Given problem. Every line that contains the word "může" should be copied out.

Supplied information.

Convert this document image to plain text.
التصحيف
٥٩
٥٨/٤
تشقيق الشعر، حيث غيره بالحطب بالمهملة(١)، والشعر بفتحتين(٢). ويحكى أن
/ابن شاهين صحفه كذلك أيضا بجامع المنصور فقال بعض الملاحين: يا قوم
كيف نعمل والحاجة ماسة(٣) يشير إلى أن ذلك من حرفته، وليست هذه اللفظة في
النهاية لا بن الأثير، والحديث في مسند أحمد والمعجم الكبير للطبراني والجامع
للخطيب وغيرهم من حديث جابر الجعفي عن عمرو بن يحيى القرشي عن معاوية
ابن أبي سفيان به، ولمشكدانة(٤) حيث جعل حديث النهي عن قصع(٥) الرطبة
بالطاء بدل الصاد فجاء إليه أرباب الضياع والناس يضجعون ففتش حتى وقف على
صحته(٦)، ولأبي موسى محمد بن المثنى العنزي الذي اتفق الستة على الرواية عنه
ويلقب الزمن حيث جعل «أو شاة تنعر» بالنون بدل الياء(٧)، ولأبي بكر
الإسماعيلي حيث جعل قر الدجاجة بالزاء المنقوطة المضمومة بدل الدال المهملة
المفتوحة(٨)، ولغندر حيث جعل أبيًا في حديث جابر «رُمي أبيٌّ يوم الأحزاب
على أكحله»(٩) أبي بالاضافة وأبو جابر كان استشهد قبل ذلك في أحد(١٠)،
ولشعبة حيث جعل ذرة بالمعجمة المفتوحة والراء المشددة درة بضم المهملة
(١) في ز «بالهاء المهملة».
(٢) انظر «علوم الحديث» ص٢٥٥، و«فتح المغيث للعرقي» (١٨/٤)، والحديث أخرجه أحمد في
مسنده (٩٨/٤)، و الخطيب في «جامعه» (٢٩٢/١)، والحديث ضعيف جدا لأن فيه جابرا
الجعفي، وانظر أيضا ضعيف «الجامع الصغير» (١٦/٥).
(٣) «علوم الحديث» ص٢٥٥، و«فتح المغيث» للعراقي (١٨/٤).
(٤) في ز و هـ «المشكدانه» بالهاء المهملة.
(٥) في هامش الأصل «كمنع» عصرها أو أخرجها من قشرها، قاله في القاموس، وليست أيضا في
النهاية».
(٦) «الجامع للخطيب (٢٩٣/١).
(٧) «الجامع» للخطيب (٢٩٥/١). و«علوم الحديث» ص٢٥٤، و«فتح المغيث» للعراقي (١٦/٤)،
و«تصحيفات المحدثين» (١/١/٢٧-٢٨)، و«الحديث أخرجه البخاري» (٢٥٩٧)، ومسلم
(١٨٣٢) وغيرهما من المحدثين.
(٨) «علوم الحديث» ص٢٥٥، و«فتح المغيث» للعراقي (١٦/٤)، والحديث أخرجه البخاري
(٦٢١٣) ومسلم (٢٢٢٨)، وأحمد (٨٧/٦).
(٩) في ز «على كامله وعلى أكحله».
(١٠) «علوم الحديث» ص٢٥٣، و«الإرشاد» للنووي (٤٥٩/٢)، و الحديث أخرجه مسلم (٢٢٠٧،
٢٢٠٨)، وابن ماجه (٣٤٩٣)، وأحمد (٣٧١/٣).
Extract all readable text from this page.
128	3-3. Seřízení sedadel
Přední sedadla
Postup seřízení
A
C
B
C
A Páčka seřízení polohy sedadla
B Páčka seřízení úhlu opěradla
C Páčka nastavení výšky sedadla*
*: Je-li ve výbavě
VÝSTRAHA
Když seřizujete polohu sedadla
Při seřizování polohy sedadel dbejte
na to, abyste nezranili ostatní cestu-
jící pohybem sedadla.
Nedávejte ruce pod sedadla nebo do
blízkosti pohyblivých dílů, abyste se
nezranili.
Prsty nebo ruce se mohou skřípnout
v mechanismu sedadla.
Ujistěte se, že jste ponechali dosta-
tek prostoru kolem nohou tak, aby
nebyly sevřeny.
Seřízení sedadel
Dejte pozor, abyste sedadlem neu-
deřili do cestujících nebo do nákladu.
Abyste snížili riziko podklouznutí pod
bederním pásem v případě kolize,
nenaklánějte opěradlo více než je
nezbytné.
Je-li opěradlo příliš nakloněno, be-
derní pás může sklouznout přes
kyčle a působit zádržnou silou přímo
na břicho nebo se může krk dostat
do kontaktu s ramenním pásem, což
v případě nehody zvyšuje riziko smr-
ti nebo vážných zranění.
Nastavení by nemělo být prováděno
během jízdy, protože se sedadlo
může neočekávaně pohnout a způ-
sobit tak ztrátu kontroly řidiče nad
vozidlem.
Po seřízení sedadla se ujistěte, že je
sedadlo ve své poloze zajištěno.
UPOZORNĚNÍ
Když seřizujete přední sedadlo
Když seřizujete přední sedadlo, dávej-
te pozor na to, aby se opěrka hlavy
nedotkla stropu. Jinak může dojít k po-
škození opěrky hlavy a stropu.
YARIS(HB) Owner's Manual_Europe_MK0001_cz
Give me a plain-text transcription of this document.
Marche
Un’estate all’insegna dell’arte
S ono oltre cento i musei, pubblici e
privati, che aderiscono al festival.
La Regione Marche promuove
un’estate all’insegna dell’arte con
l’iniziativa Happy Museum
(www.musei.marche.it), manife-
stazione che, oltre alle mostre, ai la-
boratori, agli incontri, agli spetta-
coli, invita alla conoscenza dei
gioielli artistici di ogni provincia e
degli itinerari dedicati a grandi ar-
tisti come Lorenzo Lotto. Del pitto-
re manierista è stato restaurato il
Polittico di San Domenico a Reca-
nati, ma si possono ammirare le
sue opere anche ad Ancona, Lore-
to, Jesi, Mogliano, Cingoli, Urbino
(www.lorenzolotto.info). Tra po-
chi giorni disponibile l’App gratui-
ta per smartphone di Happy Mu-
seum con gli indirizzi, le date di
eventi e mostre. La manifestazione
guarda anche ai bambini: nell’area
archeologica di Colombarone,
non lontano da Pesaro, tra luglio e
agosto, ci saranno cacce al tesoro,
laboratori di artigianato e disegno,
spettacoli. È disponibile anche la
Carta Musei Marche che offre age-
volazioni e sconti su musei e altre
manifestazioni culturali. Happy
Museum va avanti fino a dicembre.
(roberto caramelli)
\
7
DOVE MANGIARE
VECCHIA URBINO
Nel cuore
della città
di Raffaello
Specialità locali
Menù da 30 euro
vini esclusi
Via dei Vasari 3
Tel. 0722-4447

Answer to the exercise.
derní pás může sklouznout přes
na břicho nebo se může krk dostat
může neočekávaně pohnout a způ-
nedotkla stropu. Jinak může dojít k po-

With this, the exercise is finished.